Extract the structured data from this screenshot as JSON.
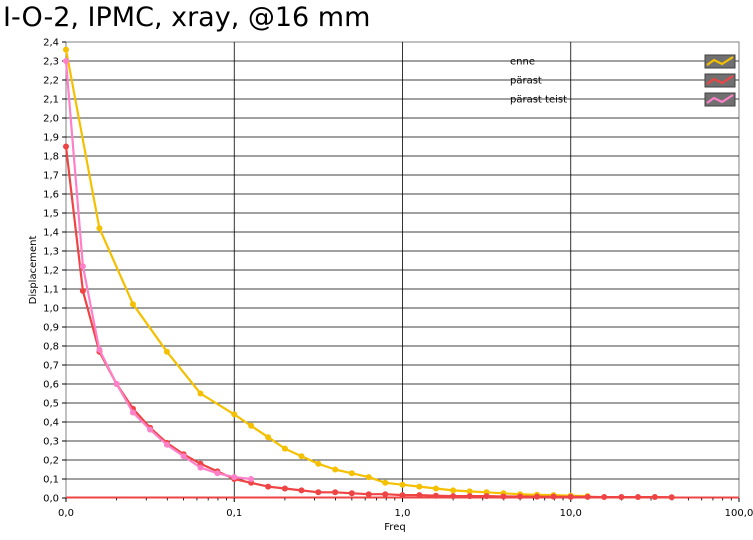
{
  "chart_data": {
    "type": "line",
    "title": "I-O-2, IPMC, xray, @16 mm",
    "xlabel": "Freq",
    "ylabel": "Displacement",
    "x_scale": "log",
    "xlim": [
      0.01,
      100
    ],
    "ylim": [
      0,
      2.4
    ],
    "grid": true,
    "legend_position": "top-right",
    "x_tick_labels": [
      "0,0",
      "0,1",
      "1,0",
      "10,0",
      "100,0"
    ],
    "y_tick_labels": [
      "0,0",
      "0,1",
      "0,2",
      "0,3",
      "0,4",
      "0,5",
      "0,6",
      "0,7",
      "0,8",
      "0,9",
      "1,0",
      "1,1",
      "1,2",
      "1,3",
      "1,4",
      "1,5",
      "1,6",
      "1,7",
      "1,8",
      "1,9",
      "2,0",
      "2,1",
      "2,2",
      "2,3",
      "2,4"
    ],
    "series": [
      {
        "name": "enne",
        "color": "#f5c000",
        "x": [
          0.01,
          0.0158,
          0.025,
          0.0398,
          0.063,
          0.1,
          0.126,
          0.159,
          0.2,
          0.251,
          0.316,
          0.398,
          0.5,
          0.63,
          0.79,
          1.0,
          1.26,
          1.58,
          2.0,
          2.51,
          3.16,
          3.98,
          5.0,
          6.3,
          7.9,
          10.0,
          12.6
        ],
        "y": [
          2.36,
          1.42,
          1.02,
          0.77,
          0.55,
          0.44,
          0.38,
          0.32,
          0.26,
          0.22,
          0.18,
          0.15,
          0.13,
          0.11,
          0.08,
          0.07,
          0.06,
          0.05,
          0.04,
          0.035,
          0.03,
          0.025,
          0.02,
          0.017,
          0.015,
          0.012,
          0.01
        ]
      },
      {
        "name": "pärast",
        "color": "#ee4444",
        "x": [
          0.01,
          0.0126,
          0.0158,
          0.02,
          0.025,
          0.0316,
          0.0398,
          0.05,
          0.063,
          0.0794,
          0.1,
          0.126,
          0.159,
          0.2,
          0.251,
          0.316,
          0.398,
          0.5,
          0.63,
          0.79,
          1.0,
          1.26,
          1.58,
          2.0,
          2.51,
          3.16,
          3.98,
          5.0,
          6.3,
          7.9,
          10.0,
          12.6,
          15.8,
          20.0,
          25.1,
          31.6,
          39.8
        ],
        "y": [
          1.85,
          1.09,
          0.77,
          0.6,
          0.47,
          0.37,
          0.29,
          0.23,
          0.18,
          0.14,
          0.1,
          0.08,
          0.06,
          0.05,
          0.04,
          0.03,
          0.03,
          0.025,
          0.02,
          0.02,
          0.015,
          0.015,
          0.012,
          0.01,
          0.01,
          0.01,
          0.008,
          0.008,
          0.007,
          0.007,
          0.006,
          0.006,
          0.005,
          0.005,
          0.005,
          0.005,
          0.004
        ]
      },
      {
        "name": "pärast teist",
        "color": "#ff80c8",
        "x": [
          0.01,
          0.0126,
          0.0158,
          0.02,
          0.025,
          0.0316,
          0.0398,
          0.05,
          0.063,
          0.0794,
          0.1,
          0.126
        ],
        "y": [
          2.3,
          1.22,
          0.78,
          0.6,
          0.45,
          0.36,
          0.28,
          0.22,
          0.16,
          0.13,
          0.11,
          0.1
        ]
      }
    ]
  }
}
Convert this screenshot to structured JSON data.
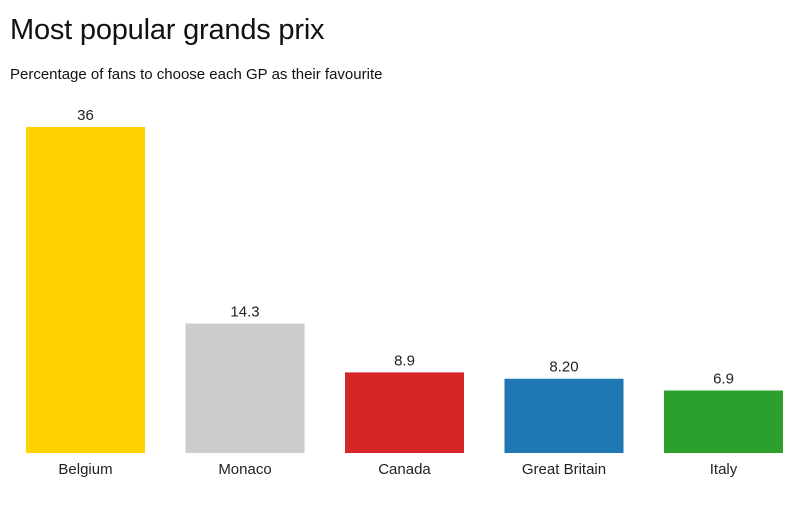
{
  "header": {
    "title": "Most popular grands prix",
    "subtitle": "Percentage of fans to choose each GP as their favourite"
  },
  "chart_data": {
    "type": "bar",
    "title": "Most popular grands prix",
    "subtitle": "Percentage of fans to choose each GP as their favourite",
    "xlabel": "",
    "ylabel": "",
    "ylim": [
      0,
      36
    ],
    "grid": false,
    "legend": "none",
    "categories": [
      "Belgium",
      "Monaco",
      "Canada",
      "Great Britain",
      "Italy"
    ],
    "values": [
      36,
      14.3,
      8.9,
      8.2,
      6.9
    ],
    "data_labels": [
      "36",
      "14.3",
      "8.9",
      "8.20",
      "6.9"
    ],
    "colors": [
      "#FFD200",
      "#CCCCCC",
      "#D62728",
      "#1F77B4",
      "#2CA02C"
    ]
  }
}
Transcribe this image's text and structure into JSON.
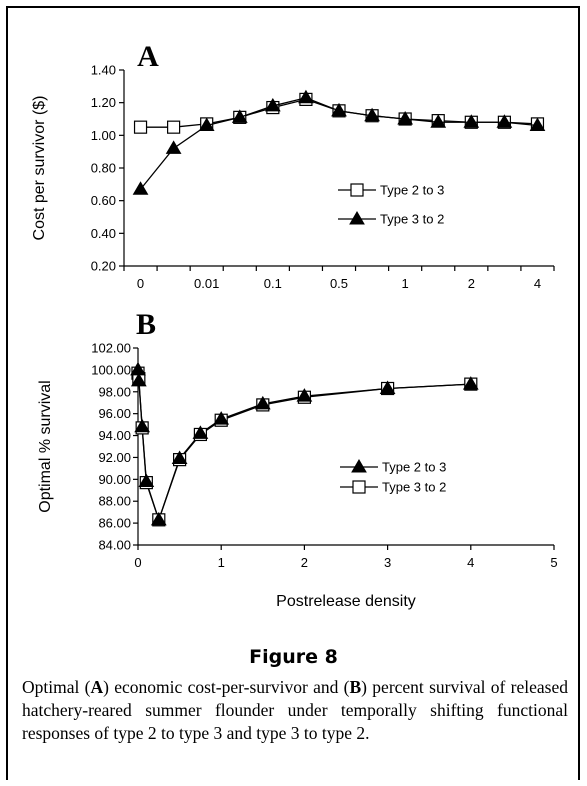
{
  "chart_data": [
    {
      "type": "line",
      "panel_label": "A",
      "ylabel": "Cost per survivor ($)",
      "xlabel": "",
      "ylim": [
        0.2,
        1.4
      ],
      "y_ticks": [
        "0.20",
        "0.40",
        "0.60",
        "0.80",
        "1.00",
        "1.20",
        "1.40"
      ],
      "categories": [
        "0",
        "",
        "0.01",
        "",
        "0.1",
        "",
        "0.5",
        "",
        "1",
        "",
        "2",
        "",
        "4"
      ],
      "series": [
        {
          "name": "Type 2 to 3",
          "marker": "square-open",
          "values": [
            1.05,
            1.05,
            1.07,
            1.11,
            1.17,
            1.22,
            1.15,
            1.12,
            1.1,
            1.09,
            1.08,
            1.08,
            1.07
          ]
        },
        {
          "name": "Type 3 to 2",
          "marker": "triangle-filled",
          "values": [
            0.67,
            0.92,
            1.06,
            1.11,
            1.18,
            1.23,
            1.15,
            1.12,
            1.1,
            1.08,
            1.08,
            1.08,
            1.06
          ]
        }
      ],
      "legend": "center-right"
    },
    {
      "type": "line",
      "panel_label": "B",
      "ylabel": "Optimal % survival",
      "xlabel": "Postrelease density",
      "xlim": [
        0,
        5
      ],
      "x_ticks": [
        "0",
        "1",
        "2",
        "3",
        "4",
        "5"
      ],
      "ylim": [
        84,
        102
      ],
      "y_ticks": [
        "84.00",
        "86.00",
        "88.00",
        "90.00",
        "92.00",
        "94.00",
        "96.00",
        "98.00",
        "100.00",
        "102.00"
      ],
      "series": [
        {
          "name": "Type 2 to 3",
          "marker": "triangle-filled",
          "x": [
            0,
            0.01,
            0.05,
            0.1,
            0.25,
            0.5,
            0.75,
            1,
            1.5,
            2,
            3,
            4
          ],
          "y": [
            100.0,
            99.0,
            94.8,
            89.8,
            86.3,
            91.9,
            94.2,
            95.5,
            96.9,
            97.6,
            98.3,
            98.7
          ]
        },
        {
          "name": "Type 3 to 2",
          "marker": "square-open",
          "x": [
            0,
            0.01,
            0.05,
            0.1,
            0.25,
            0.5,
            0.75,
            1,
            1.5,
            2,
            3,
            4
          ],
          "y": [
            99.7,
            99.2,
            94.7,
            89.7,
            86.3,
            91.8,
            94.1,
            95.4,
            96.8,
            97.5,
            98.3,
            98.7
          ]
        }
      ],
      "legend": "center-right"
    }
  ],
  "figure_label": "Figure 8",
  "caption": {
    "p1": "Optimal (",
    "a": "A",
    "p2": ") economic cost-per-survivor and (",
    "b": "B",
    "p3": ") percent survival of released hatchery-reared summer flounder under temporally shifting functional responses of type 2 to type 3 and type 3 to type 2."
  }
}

==================================================

Exercise details -> Only the number is needed here: how many lines of the records contain "JSON"?

Finished task -> 3